* **Data for this exercise**:
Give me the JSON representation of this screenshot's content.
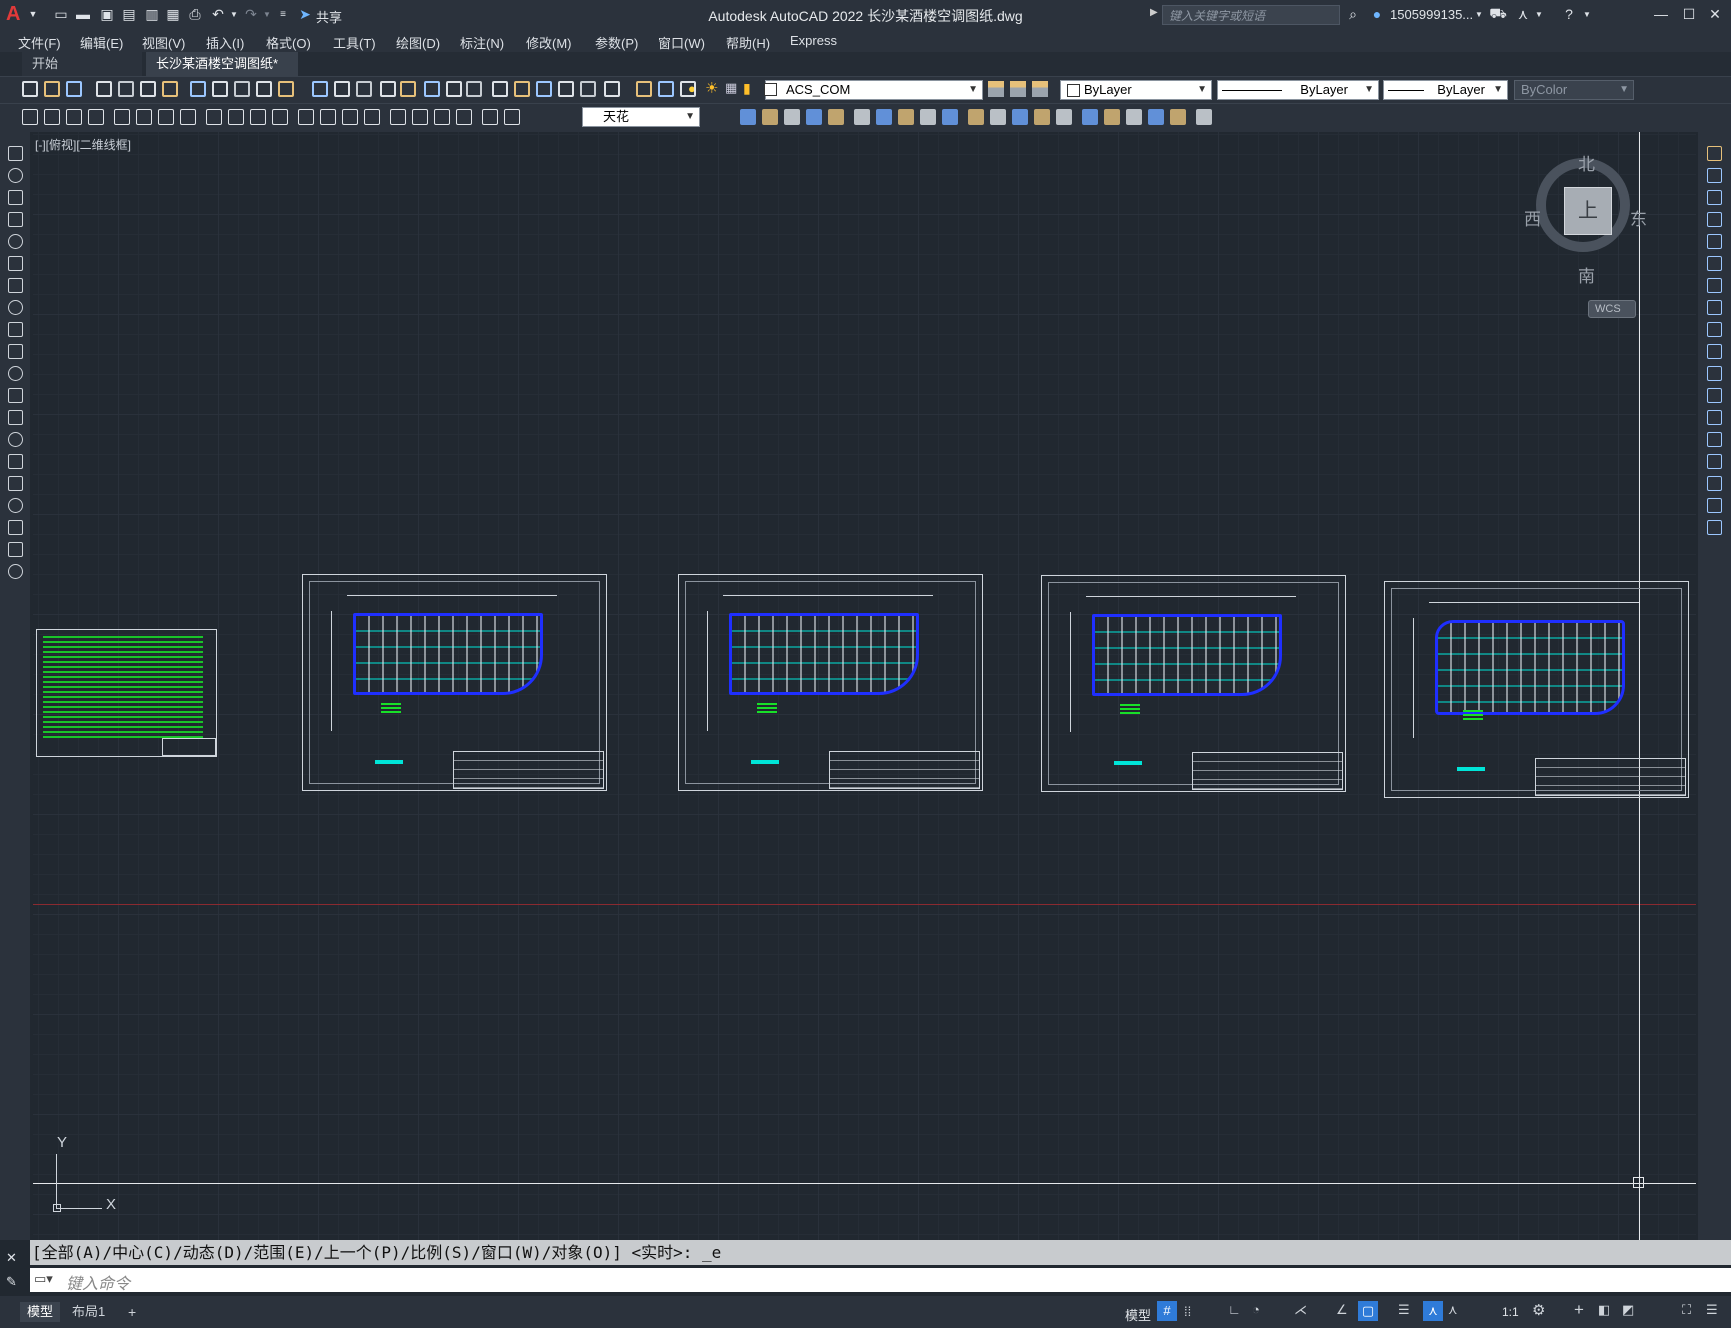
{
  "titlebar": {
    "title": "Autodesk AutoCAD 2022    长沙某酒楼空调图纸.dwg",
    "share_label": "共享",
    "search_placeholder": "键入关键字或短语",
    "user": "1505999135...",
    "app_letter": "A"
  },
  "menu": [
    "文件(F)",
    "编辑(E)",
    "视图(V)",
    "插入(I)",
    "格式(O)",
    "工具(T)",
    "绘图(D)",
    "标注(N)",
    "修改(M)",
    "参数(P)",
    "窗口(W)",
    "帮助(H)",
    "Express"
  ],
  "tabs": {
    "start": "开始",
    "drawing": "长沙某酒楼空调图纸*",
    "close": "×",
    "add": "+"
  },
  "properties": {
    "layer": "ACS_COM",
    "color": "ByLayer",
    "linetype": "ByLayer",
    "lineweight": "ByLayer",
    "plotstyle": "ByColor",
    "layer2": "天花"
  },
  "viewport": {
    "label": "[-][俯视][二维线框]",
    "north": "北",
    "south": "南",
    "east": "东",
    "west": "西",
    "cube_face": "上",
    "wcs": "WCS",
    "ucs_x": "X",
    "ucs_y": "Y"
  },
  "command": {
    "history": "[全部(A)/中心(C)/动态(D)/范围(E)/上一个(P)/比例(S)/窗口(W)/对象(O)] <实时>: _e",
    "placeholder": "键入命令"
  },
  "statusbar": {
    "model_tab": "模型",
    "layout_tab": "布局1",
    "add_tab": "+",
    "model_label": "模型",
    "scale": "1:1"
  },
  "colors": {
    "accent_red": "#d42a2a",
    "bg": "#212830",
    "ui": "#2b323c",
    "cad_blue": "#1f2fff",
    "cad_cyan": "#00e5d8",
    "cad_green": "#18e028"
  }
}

* **Exercise details**: Report each line in the data that holds the word "ByLayer".

* **Expected output**:
    "color": "ByLayer",
    "linetype": "ByLayer",
    "lineweight": "ByLayer",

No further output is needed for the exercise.